** start of Data for processing **

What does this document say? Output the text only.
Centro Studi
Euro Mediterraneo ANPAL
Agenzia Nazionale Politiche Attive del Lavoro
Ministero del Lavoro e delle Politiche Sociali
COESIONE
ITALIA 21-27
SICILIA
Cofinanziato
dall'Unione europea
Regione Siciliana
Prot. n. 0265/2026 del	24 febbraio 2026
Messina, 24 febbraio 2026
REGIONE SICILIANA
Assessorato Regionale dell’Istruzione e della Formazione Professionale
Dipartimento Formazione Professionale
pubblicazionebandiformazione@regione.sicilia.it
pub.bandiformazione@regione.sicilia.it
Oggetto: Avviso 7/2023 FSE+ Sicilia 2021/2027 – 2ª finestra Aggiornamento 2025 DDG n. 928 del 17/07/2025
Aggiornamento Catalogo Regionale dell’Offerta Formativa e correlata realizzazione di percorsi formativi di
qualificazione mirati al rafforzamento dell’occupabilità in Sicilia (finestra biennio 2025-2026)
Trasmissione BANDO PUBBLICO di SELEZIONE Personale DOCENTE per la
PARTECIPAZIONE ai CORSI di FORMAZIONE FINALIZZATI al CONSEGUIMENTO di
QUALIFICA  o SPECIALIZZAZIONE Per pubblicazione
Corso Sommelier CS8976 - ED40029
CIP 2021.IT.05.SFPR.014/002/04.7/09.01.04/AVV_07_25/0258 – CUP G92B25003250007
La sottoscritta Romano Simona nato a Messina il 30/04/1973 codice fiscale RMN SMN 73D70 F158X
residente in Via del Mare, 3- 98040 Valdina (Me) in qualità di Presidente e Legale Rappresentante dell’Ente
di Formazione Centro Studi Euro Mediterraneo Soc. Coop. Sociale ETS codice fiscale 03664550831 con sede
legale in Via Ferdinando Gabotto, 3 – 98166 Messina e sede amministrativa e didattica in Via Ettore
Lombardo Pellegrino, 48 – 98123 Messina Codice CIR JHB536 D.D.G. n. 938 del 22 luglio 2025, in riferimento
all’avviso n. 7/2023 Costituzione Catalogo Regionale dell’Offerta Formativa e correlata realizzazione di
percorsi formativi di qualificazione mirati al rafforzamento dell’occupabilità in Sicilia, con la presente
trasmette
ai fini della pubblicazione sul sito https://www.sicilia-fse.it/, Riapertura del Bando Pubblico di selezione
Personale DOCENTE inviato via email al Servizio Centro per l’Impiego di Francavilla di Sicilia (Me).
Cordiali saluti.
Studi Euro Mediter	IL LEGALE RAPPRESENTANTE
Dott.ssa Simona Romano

** end of Data for processing **
** start of Data for processing **

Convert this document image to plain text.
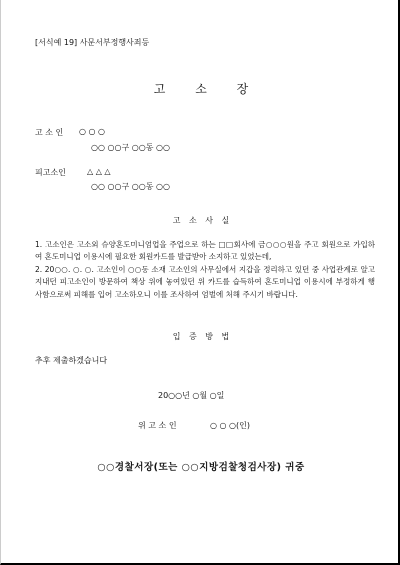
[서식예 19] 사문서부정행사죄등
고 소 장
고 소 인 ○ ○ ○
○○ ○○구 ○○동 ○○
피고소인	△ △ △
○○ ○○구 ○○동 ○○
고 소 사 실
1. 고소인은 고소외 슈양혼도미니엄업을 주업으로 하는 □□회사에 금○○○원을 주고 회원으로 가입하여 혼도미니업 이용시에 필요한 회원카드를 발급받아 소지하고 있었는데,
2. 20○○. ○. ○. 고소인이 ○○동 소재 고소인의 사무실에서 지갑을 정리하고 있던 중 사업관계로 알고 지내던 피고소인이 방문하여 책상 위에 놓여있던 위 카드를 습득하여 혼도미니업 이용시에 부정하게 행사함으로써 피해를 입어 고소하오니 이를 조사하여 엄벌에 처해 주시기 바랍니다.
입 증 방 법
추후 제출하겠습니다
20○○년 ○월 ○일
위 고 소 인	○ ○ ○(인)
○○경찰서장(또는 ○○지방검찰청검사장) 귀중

** end of Data for processing **

Problem statement: Report every line containing the word "qualificazione" from the listing above.

Written solution:
qualificazione mirati al rafforzamento dell’occupabilità in Sicilia (finestra biennio 2025-2026)
percorsi formativi di qualificazione mirati al rafforzamento dell’occupabilità in Sicilia, con la presente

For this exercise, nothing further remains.